Brief: Copy out the listing exactly.

═════ Available data ═════

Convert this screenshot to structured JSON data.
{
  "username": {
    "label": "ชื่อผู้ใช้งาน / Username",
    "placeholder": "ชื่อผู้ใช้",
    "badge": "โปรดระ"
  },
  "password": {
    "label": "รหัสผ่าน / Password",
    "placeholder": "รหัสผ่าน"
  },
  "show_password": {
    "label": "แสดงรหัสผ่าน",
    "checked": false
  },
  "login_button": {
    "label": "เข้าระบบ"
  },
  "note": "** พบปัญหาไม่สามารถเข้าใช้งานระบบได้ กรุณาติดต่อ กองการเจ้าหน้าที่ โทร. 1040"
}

═════

Written answer:
Convert this screenshot to structured JSON data.
{
  "username": {
    "label": "ชื่อผู้ใช้งาน / Username",
    "placeholder": "ชื่อผู้ใช้",
    "badge": "โปรดระ"
  },
  "password": {
    "label": "รหัสผ่าน / Password",
    "placeholder": "รหัสผ่าน"
  },
  "show_password": {
    "label": "แสดงรหัสผ่าน",
    "checked": false
  },
  "login_button": {
    "label": "เข้าระบบ"
  },
  "note": "** พบปัญหาไม่สามารถเข้าใช้งานระบบได้ กรุณาติดต่อ กองการเจ้าหน้าที่ โทร. 1040"
}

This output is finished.